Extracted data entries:
┌──

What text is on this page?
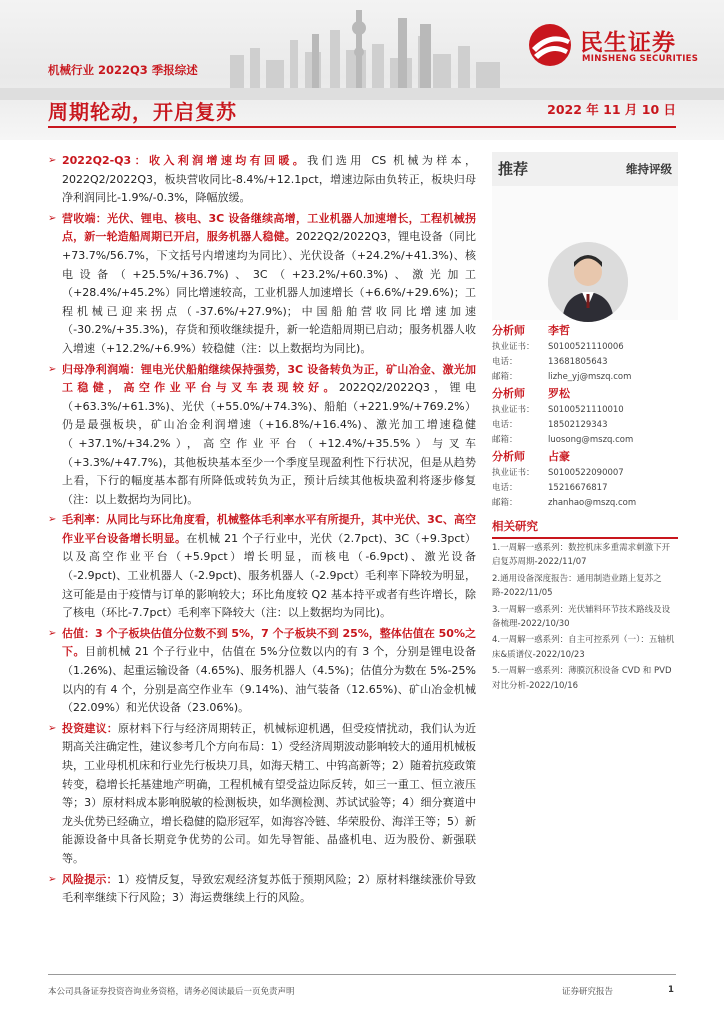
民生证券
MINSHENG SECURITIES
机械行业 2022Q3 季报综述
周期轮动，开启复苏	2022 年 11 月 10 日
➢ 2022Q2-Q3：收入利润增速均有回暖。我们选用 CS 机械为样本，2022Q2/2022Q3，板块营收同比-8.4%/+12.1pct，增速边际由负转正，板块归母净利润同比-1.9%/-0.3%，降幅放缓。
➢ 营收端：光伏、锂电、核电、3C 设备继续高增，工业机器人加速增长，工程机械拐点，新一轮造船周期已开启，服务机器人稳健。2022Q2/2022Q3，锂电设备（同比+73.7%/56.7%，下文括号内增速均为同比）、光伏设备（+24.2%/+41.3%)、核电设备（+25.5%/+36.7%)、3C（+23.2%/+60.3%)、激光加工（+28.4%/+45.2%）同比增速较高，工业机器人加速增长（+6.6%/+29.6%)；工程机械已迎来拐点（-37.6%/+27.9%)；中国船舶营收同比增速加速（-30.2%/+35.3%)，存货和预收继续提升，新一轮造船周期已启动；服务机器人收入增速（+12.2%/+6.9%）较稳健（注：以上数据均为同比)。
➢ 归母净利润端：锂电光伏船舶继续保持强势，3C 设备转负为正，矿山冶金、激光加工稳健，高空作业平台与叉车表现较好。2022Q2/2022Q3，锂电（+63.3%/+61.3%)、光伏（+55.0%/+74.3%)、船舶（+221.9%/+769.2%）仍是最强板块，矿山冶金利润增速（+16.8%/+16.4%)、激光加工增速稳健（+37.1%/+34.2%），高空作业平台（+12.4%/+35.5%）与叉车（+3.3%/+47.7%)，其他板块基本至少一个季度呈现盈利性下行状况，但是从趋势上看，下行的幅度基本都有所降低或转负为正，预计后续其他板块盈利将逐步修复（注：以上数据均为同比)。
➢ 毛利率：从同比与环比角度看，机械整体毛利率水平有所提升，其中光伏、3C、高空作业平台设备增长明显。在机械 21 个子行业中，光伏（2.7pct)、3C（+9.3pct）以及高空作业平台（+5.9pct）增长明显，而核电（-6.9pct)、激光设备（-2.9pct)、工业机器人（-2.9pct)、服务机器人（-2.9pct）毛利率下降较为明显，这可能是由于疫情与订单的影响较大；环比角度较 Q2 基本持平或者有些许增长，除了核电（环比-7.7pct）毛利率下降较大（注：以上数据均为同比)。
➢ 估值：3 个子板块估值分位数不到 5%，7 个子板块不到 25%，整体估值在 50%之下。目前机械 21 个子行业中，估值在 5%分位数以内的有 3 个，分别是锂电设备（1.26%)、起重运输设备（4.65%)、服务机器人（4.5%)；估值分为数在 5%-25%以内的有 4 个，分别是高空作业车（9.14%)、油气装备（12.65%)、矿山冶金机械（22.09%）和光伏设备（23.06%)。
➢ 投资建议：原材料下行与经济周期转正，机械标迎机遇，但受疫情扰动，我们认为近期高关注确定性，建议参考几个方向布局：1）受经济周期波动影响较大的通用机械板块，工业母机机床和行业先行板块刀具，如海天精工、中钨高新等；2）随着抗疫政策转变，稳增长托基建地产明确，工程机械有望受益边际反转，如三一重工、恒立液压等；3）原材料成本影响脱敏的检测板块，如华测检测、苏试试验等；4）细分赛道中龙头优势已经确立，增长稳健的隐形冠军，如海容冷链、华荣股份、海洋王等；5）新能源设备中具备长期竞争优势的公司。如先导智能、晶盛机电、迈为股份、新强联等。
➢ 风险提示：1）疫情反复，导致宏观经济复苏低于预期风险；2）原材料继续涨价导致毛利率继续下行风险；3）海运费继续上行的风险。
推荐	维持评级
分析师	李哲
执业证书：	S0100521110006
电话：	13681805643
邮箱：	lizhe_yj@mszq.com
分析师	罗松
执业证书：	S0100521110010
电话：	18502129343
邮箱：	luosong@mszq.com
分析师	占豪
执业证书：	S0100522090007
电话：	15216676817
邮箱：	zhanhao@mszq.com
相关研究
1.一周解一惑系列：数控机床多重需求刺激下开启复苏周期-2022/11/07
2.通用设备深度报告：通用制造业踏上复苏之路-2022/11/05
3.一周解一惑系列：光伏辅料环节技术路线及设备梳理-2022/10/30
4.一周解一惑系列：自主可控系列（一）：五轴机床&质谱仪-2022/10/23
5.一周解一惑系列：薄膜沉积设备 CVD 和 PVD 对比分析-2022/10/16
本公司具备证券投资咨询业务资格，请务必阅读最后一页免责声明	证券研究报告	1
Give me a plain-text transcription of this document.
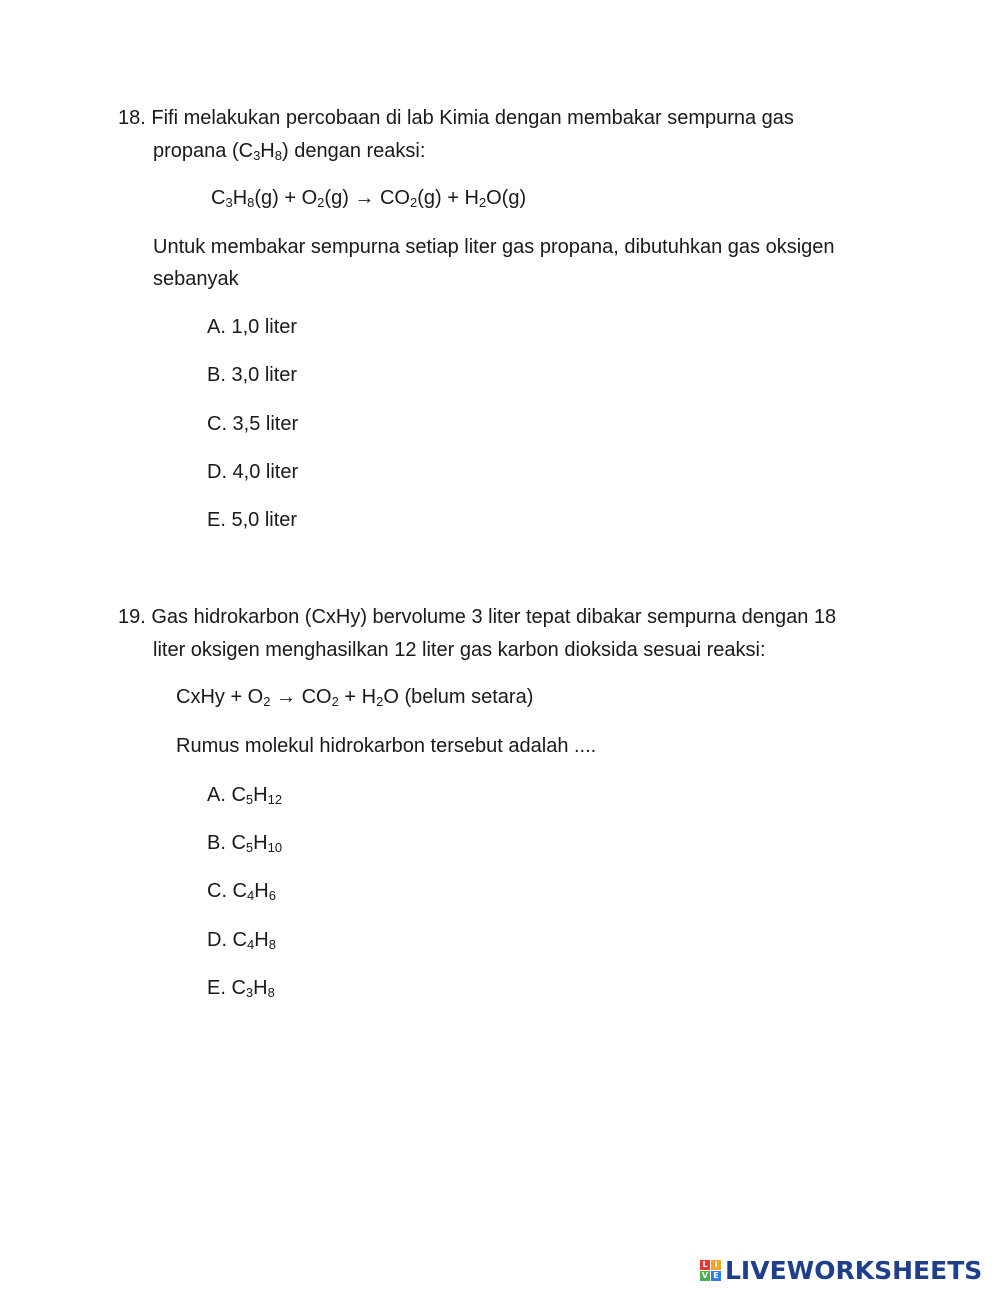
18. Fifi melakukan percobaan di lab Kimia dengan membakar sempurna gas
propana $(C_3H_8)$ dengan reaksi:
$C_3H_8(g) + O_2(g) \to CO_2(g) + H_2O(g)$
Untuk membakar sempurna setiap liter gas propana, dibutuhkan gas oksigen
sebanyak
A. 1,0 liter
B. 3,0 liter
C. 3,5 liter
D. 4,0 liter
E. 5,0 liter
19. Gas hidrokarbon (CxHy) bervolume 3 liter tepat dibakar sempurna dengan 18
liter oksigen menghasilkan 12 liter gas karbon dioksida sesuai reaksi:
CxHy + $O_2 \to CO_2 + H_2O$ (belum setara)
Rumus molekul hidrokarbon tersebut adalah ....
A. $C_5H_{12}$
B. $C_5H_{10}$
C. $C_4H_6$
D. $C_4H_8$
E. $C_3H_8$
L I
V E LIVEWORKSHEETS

└──

CHALLENGE — Lines holding the word "dengan" in the entries above are the ones to pull out. Copy them all.

RESPONSE TO THE TASK —
18. Fifi melakukan percobaan di lab Kimia dengan membakar sempurna gas
propana $(C_3H_8)$ dengan reaksi:
19. Gas hidrokarbon (CxHy) bervolume 3 liter tepat dibakar sempurna dengan 18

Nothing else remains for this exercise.